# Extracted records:
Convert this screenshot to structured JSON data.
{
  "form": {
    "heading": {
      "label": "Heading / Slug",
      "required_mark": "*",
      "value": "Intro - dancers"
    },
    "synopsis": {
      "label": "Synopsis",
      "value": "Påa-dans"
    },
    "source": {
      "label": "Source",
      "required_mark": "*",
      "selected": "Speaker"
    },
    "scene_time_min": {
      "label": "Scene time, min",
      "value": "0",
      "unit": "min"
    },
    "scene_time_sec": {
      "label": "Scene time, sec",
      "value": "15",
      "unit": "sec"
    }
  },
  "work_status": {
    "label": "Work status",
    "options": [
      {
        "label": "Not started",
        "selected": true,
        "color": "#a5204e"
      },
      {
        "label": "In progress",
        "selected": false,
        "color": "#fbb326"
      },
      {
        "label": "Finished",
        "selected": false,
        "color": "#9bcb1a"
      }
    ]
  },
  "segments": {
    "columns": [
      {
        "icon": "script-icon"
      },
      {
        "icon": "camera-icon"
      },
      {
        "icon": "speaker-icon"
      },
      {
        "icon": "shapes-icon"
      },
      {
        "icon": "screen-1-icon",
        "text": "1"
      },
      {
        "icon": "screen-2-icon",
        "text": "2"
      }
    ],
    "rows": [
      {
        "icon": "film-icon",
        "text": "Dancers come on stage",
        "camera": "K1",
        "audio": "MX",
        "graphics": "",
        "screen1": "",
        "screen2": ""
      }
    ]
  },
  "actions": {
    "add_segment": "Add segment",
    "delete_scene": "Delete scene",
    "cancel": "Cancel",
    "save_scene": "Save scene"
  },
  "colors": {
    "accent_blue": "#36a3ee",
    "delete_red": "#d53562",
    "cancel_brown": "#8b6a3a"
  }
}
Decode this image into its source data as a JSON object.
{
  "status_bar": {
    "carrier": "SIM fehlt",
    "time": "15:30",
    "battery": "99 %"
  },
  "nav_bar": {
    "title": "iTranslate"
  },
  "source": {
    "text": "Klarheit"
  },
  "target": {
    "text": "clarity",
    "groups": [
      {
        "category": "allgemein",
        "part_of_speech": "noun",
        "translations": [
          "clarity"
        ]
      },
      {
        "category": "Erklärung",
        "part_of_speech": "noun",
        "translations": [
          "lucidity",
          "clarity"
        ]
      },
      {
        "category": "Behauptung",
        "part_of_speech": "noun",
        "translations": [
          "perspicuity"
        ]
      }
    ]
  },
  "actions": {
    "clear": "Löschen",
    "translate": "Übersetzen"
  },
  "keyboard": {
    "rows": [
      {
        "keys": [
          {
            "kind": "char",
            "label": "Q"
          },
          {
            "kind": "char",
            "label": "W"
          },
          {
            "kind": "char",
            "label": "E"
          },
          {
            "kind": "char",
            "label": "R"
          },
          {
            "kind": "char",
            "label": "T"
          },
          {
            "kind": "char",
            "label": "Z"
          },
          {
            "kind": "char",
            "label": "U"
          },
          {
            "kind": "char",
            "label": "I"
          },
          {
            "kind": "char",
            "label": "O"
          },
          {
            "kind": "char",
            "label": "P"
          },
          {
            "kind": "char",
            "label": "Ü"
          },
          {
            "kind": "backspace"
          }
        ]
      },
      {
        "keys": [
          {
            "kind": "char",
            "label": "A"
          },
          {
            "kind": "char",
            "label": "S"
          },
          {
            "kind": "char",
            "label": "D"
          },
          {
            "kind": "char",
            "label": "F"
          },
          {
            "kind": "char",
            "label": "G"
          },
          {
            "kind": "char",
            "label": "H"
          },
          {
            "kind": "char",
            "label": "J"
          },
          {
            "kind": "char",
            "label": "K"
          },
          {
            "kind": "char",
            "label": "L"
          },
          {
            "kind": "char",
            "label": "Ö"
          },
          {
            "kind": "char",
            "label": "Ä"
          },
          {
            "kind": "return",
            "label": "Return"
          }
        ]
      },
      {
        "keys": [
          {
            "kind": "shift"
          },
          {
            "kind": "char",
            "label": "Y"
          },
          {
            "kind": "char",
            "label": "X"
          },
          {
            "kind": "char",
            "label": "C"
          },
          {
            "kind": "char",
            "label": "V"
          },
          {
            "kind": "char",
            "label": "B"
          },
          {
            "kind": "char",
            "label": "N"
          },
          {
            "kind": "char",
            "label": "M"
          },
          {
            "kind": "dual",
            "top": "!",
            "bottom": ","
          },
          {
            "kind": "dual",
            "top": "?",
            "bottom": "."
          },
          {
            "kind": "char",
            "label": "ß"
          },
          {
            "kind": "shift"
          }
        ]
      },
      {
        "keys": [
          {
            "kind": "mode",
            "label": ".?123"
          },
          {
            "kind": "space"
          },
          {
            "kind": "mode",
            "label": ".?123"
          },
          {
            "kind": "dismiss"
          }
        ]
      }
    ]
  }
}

# YOUR OBJECTIVE:
Select and copy each line from the data that includes the word "this".

# WORKED ANSWER:
Convert this screenshot to structured JSON data.
Decode this image into its source data as a JSON object.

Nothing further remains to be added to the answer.